- Exercise details
Send back the entries below exactly as they appear.

- Data to use
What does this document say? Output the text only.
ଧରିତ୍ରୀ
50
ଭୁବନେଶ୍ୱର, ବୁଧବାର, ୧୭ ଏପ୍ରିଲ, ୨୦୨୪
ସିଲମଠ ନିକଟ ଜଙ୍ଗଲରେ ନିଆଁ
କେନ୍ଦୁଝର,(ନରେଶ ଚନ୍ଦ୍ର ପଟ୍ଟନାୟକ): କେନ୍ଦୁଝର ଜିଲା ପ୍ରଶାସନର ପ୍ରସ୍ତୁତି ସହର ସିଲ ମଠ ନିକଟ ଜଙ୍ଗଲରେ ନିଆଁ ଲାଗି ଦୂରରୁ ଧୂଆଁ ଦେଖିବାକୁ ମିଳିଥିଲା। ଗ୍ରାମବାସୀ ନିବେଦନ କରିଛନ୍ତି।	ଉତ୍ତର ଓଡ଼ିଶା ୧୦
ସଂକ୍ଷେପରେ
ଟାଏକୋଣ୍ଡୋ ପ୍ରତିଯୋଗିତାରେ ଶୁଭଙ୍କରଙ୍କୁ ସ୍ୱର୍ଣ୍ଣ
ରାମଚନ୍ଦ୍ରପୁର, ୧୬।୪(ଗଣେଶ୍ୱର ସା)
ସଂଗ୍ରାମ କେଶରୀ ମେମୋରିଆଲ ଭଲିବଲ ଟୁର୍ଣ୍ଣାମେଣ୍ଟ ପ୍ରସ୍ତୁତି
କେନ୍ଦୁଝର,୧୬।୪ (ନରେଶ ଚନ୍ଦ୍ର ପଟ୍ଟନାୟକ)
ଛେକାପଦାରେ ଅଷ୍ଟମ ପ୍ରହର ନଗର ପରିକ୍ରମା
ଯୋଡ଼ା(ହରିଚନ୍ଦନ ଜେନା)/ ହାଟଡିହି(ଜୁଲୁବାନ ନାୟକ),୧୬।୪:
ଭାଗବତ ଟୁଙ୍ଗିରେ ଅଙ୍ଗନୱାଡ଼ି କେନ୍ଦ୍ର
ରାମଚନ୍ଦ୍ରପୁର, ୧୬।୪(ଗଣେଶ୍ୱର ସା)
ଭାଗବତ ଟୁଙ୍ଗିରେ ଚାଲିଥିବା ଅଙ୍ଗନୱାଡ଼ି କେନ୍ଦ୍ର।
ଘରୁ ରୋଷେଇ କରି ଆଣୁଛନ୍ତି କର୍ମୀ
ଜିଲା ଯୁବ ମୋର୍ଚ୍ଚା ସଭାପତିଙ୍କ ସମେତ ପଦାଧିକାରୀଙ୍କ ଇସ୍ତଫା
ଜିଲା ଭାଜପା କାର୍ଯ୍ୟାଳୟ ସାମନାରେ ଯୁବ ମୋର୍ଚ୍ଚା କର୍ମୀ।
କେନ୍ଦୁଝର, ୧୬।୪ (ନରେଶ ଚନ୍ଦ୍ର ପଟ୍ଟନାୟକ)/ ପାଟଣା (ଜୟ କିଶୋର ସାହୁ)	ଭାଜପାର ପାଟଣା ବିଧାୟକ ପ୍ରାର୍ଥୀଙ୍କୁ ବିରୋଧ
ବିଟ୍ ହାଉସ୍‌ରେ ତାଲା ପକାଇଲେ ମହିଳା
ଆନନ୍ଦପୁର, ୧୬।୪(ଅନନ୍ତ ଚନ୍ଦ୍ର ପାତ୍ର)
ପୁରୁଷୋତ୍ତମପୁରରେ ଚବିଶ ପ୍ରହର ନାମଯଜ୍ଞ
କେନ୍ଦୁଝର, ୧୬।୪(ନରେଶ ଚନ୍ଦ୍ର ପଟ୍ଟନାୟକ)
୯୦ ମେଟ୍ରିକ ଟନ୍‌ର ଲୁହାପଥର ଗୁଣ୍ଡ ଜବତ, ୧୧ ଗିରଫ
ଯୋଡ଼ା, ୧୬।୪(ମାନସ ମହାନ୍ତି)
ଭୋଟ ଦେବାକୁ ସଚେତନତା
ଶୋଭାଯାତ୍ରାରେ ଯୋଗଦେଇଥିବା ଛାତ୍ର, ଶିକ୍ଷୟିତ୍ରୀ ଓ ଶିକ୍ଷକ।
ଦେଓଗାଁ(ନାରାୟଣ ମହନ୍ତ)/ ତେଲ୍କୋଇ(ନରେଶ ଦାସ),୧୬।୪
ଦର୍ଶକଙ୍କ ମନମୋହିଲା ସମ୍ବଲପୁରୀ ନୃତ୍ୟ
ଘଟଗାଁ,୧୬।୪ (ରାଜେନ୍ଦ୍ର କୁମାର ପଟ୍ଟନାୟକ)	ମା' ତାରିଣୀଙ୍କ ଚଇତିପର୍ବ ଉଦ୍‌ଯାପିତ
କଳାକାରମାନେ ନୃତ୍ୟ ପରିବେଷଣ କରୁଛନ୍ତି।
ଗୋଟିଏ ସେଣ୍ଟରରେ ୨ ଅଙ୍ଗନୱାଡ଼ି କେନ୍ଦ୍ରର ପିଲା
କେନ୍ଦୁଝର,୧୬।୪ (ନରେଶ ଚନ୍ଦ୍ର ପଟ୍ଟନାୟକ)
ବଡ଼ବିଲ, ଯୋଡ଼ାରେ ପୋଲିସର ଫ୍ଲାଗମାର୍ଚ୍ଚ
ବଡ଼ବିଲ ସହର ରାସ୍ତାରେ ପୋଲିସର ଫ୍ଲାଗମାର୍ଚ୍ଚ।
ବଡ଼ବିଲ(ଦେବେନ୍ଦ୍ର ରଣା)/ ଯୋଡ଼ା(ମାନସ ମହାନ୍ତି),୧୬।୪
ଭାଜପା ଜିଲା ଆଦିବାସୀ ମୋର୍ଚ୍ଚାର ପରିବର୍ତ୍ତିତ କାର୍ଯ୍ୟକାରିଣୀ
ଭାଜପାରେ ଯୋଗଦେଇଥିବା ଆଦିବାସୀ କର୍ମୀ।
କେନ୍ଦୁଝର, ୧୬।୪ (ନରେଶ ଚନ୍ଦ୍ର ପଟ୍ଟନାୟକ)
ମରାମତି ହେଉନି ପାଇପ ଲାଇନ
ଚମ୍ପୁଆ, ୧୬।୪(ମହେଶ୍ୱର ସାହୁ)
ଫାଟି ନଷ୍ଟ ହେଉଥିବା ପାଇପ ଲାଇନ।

- Written response
What does this document say? Output the text only.
ଧରିତ୍ରୀ
50
ଭୁବନେଶ୍ୱର, ବୁଧବାର, ୧୭ ଏପ୍ରିଲ, ୨୦୨୪
ସିଲମଠ ନିକଟ ଜଙ୍ଗଲରେ ନିଆଁ
କେନ୍ଦୁଝର,(ନରେଶ ଚନ୍ଦ୍ର ପଟ୍ଟନାୟକ): କେନ୍ଦୁଝର ଜିଲା ପ୍ରଶାସନର ପ୍ରସ୍ତୁତି ସହର ସିଲ ମଠ ନିକଟ ଜଙ୍ଗଲରେ ନିଆଁ ଲାଗି ଦୂରରୁ ଧୂଆଁ ଦେଖିବାକୁ ମିଳିଥିଲା। ଗ୍ରାମବାସୀ ନିବେଦନ କରିଛନ୍ତି।	ଉତ୍ତର ଓଡ଼ିଶା ୧୦
ସଂକ୍ଷେପରେ
ଟାଏକୋଣ୍ଡୋ ପ୍ରତିଯୋଗିତାରେ ଶୁଭଙ୍କରଙ୍କୁ ସ୍ୱର୍ଣ୍ଣ
ରାମଚନ୍ଦ୍ରପୁର, ୧୬।୪(ଗଣେଶ୍ୱର ସା)
ସଂଗ୍ରାମ କେଶରୀ ମେମୋରିଆଲ ଭଲିବଲ ଟୁର୍ଣ୍ଣାମେଣ୍ଟ ପ୍ରସ୍ତୁତି
କେନ୍ଦୁଝର,୧୬।୪ (ନରେଶ ଚନ୍ଦ୍ର ପଟ୍ଟନାୟକ)
ଛେକାପଦାରେ ଅଷ୍ଟମ ପ୍ରହର ନଗର ପରିକ୍ରମା
ଯୋଡ଼ା(ହରିଚନ୍ଦନ ଜେନା)/ ହାଟଡିହି(ଜୁଲୁବାନ ନାୟକ),୧୬।୪:
ଭାଗବତ ଟୁଙ୍ଗିରେ ଅଙ୍ଗନୱାଡ଼ି କେନ୍ଦ୍ର
ରାମଚନ୍ଦ୍ରପୁର, ୧୬।୪(ଗଣେଶ୍ୱର ସା)
ଭାଗବତ ଟୁଙ୍ଗିରେ ଚାଲିଥିବା ଅଙ୍ଗନୱାଡ଼ି କେନ୍ଦ୍ର।
ଘରୁ ରୋଷେଇ କରି ଆଣୁଛନ୍ତି କର୍ମୀ
ଜିଲା ଯୁବ ମୋର୍ଚ୍ଚା ସଭାପତିଙ୍କ ସମେତ ପଦାଧିକାରୀଙ୍କ ଇସ୍ତଫା
ଜିଲା ଭାଜପା କାର୍ଯ୍ୟାଳୟ ସାମନାରେ ଯୁବ ମୋର୍ଚ୍ଚା କର୍ମୀ।
କେନ୍ଦୁଝର, ୧୬।୪ (ନରେଶ ଚନ୍ଦ୍ର ପଟ୍ଟନାୟକ)/ ପାଟଣା (ଜୟ କିଶୋର ସାହୁ)	ଭାଜପାର ପାଟଣା ବିଧାୟକ ପ୍ରାର୍ଥୀଙ୍କୁ ବିରୋଧ
ବିଟ୍ ହାଉସ୍‌ରେ ତାଲା ପକାଇଲେ ମହିଳା
ଆନନ୍ଦପୁର, ୧୬।୪(ଅନନ୍ତ ଚନ୍ଦ୍ର ପାତ୍ର)
ପୁରୁଷୋତ୍ତମପୁରରେ ଚବିଶ ପ୍ରହର ନାମଯଜ୍ଞ
କେନ୍ଦୁଝର, ୧୬।୪(ନରେଶ ଚନ୍ଦ୍ର ପଟ୍ଟନାୟକ)
୯୦ ମେଟ୍ରିକ ଟନ୍‌ର ଲୁହାପଥର ଗୁଣ୍ଡ ଜବତ, ୧୧ ଗିରଫ
ଯୋଡ଼ା, ୧୬।୪(ମାନସ ମହାନ୍ତି)
ଭୋଟ ଦେବାକୁ ସଚେତନତା
ଶୋଭାଯାତ୍ରାରେ ଯୋଗଦେଇଥିବା ଛାତ୍ର, ଶିକ୍ଷୟିତ୍ରୀ ଓ ଶିକ୍ଷକ।
ଦେଓଗାଁ(ନାରାୟଣ ମହନ୍ତ)/ ତେଲ୍କୋଇ(ନରେଶ ଦାସ),୧୬।୪
ଦର୍ଶକଙ୍କ ମନମୋହିଲା ସମ୍ବଲପୁରୀ ନୃତ୍ୟ
ଘଟଗାଁ,୧୬।୪ (ରାଜେନ୍ଦ୍ର କୁମାର ପଟ୍ଟନାୟକ)	ମା' ତାରିଣୀଙ୍କ ଚଇତିପର୍ବ ଉଦ୍‌ଯାପିତ
କଳାକାରମାନେ ନୃତ୍ୟ ପରିବେଷଣ କରୁଛନ୍ତି।
ଗୋଟିଏ ସେଣ୍ଟରରେ ୨ ଅଙ୍ଗନୱାଡ଼ି କେନ୍ଦ୍ରର ପିଲା
କେନ୍ଦୁଝର,୧୬।୪ (ନରେଶ ଚନ୍ଦ୍ର ପଟ୍ଟନାୟକ)
ବଡ଼ବିଲ, ଯୋଡ଼ାରେ ପୋଲିସର ଫ୍ଲାଗମାର୍ଚ୍ଚ
ବଡ଼ବିଲ ସହର ରାସ୍ତାରେ ପୋଲିସର ଫ୍ଲାଗମାର୍ଚ୍ଚ।
ବଡ଼ବିଲ(ଦେବେନ୍ଦ୍ର ରଣା)/ ଯୋଡ଼ା(ମାନସ ମହାନ୍ତି),୧୬।୪
ଭାଜପା ଜିଲା ଆଦିବାସୀ ମୋର୍ଚ୍ଚାର ପରିବର୍ତ୍ତିତ କାର୍ଯ୍ୟକାରିଣୀ
ଭାଜପାରେ ଯୋଗଦେଇଥିବା ଆଦିବାସୀ କର୍ମୀ।
କେନ୍ଦୁଝର, ୧୬।୪ (ନରେଶ ଚନ୍ଦ୍ର ପଟ୍ଟନାୟକ)
ମରାମତି ହେଉନି ପାଇପ ଲାଇନ
ଚମ୍ପୁଆ, ୧୬।୪(ମହେଶ୍ୱର ସାହୁ)
ଫାଟି ନଷ୍ଟ ହେଉଥିବା ପାଇପ ଲାଇନ।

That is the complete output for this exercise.